### Excerto do documento
Agosto de 2022
Determinado sócio não residente (canadiano) de uma empresa portuguesa pretende fazer levantamento de lucros. Deve ser feita retenção da taxa liberatória de 28 por cento?
A pessoa em questão também tem salário como sócio-gerente nesta empresa (desconta taxa de IRS de 25 por cento). Em 2023 deve entregar a declaração modelo 3 em Portugal? Estes rendimentos também são para declarar no Canadá?
Parecer técnico
A questão colocada refere-se ao tratamento fiscal da distribuição de lucros (dividendos), por uma sociedade portuguesa, a um sócio pessoa singular residente fiscal no Canadá.
Em primeiro lugar, haverá que verificar se os lucros da sociedade são ou não distribuíveis, recomendando-se a análise dos artigos 32.º e 33.º do Código das Sociedades Comerciais (CSC).
No caso de sociedades por quotas, será ainda de ter em consideração o disposto nos artigos 217.º e 218.º do CSC. E, no caso de sociedades anónimas, o disposto nos artigos 294.º a 297.º do CSC.
Assim, após a validação e cumprimento das obrigações e aplicações constantes da legislação mencionada, verificando-se que existem de facto lucros distribuíveis, os sócios ou acionistas podem em qualquer momento, incluindo para além do momento da aprovação de contas de um determinado exercício, deliberar a distribuição desses montantes retidos na sociedade (reservas livres ou resultados transitados), nos termos do artigo 22.º do CSC para cuja leitura se remete.
As deliberações dos sócios ou acionistas em assembleia geral, nomeadamente a deliberação de aprovação das contas e aplicação dos resultados, têm de constar em ata, conforme disposto no artigo 63.º do CSC. Essa ata é o documento de suporte para efetuar os respetivos registos contabilísticos.
Em termos fiscais, na esfera dos sócios pessoas singulares, as distribuições de lucros são consideradas como rendimentos de capitais (categoria E de IRS), conforme a alínea h) do n.º 2 do artigo 5.º do CIRS.
Esses rendimentos ficam sujeitos a tributação na data de colocação à disposição, ou seja, na data em que a sociedade decidir efetuar o pagamento dos lucros aos sócios, de acordo com a distribuição deliberada em assembleia geral, conforme estabelecido na subalínea 2) da alínea a) do n.º 3 do artigo 7.º do CIRS.

Itens listados num conjunto de dados

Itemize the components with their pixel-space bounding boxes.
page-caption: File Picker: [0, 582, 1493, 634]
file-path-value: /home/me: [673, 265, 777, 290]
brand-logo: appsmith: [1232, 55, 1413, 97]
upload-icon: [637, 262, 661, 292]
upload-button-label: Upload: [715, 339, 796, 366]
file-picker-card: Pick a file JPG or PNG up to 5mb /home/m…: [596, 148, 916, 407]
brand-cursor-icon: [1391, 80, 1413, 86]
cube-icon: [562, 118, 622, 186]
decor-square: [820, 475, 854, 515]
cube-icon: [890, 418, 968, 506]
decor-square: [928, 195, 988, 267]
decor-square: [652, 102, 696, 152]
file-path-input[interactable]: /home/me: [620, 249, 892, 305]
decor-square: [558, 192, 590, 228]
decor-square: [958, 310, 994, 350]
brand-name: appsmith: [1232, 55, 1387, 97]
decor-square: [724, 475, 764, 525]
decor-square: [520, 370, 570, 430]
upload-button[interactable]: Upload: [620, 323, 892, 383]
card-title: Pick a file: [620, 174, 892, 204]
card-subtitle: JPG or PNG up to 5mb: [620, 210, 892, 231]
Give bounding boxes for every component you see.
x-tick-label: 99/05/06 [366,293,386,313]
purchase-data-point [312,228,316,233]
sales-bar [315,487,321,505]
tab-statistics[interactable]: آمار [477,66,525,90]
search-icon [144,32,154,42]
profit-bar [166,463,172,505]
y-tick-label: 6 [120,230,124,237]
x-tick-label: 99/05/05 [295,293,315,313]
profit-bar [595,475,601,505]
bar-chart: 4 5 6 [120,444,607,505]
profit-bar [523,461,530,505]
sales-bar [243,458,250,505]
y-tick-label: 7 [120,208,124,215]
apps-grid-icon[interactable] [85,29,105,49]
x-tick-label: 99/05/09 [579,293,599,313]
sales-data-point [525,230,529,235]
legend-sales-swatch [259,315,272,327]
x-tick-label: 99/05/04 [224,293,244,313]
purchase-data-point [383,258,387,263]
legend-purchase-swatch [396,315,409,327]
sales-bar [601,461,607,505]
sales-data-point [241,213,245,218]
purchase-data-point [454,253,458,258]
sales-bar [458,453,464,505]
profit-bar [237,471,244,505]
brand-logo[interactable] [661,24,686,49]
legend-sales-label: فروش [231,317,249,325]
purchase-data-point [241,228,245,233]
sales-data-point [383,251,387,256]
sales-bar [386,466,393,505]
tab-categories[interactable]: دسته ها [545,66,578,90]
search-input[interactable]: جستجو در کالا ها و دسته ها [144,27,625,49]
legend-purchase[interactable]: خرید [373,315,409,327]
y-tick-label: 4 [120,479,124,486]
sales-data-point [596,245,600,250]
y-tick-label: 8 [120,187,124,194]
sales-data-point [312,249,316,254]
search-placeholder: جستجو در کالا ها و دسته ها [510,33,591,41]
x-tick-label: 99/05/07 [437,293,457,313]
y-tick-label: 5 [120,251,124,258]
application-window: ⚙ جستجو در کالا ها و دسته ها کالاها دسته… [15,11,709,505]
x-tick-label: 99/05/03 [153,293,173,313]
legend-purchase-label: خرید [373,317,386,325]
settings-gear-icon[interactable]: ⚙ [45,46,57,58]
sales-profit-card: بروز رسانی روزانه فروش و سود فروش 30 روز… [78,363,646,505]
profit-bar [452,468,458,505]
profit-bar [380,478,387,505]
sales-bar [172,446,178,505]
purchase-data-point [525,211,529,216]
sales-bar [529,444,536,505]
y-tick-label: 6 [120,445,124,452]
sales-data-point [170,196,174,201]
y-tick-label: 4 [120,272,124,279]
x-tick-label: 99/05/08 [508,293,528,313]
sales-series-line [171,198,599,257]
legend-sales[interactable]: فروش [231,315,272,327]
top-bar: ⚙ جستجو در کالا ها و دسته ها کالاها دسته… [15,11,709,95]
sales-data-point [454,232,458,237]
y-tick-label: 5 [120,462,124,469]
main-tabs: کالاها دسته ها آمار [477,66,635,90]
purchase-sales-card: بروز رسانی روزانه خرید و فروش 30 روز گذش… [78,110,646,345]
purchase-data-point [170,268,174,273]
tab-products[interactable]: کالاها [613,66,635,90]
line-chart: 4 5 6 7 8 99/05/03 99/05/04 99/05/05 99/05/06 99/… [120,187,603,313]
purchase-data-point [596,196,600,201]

### Enunciado
Cita do parecer, sem qualquer alteração, o trecho que vai de "Parecer técnico" a "297.º do CSC.". Usa apenas o parecer como fonte.

### Resolução
Parecer técnico
A questão colocada refere-se ao tratamento fiscal da distribuição de lucros (dividendos), por uma sociedade portuguesa, a um sócio pessoa singular residente fiscal no Canadá.
Em primeiro lugar, haverá que verificar se os lucros da sociedade são ou não distribuíveis, recomendando-se a análise dos artigos 32.º e 33.º do Código das Sociedades Comerciais (CSC).
No caso de sociedades por quotas, será ainda de ter em consideração o disposto nos artigos 217.º e 218.º do CSC. E, no caso de sociedades anónimas, o disposto nos artigos 294.º a 297.º do CSC.